**** Data for this exercise ****

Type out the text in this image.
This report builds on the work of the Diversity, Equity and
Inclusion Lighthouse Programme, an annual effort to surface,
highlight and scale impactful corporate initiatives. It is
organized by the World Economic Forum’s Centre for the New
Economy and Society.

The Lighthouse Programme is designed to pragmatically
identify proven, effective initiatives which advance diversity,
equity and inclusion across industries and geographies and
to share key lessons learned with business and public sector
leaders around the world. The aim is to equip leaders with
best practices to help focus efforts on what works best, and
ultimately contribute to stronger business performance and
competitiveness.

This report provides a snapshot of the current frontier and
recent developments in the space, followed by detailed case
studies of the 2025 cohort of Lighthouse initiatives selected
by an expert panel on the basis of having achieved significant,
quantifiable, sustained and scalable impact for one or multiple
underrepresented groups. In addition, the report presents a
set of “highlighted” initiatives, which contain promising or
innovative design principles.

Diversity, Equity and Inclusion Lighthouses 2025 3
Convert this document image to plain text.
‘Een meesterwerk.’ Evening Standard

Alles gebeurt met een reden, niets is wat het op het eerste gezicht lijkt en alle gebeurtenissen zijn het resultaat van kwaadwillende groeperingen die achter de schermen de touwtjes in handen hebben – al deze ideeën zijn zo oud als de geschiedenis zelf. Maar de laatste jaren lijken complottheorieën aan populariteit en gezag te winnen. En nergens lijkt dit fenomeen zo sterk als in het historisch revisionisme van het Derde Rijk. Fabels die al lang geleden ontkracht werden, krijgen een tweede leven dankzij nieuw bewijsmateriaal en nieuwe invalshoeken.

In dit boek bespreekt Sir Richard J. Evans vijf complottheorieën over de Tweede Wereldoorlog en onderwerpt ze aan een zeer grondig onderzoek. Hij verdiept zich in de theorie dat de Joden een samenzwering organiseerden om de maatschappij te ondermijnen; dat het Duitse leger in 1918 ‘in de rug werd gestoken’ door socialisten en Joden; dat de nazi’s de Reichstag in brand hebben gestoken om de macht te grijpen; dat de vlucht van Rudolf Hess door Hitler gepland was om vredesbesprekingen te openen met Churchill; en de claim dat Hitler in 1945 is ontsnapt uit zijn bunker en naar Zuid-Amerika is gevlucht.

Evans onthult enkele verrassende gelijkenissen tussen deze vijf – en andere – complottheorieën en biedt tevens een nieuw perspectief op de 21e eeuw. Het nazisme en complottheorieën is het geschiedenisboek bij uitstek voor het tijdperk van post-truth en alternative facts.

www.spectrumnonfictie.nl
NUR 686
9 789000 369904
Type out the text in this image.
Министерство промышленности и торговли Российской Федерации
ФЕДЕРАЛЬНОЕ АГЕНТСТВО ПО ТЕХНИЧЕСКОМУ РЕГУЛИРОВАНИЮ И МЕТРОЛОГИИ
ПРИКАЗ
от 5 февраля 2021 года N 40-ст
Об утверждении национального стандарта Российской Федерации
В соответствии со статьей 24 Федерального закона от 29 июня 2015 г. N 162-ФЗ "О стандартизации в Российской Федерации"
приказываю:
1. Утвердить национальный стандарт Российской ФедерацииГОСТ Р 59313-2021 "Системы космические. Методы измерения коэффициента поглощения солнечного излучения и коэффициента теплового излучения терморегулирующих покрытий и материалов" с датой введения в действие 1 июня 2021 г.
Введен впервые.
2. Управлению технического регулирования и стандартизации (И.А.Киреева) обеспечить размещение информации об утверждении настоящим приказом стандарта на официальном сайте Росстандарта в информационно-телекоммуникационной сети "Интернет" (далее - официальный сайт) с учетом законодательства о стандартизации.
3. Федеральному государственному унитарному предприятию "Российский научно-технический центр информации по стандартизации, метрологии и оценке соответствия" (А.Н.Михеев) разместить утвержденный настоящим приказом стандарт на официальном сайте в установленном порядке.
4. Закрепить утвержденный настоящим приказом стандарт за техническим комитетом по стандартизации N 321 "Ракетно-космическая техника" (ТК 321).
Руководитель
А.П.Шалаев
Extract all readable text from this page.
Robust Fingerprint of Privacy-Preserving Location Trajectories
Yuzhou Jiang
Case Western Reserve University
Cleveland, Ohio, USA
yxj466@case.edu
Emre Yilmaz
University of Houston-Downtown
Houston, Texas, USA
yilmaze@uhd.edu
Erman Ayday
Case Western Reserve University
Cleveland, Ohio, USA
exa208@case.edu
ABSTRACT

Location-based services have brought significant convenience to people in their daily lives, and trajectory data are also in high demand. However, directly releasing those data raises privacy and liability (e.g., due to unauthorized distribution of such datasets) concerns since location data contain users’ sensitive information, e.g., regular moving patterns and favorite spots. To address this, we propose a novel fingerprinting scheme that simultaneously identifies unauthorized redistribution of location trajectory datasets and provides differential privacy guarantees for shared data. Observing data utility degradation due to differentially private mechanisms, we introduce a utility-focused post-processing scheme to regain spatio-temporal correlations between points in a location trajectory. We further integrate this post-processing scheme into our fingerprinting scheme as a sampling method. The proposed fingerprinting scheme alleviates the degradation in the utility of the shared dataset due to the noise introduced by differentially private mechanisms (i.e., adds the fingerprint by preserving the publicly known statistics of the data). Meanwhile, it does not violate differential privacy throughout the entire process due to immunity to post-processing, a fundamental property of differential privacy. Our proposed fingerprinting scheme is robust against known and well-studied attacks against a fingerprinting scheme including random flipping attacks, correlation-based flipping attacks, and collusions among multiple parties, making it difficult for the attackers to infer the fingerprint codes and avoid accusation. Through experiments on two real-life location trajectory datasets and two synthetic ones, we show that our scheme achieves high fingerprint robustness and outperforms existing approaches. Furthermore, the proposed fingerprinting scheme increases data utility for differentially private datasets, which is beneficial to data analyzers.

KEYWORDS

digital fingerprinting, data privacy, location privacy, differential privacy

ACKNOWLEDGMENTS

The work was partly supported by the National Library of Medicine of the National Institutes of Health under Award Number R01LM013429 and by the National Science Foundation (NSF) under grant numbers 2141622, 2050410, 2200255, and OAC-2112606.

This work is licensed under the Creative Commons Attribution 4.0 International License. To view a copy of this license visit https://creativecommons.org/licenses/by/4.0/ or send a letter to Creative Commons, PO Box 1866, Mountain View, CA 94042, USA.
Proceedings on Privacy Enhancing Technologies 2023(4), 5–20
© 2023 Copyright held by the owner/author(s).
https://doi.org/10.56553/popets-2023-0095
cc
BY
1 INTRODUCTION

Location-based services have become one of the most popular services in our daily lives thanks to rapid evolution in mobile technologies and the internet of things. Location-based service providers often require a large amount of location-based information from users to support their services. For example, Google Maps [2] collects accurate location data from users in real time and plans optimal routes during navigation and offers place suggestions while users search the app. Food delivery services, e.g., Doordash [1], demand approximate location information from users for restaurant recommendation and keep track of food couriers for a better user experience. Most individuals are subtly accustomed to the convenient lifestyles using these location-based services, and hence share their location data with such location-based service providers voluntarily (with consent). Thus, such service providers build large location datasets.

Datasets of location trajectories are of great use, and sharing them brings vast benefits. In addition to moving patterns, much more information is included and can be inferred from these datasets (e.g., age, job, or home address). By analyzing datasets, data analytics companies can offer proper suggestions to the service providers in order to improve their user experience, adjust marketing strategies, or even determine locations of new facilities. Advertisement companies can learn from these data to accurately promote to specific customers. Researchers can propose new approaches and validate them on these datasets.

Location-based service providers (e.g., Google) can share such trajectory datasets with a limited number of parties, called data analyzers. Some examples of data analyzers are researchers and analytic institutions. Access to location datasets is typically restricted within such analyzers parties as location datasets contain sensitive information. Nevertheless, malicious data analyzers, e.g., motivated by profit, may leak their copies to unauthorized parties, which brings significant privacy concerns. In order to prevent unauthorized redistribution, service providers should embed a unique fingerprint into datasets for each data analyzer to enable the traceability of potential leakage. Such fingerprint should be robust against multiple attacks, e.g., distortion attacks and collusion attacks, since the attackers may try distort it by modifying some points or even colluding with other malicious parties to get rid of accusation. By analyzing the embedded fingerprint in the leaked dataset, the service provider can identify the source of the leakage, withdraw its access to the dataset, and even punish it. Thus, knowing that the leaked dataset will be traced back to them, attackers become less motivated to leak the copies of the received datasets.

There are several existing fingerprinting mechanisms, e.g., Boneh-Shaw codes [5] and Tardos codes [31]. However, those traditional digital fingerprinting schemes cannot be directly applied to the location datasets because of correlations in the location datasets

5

****

### Instructions for the task
Identify every line holding the word "https" and copy it out.

### Task solution
This work is licensed under the Creative Commons Attribution 4.0 International License. To view a copy of this license visit https://creativecommons.org/licenses/by/4.0/ or send a letter to Creative Commons, PO Box 1866, Mountain View, CA 94042, USA.
https://doi.org/10.56553/popets-2023-0095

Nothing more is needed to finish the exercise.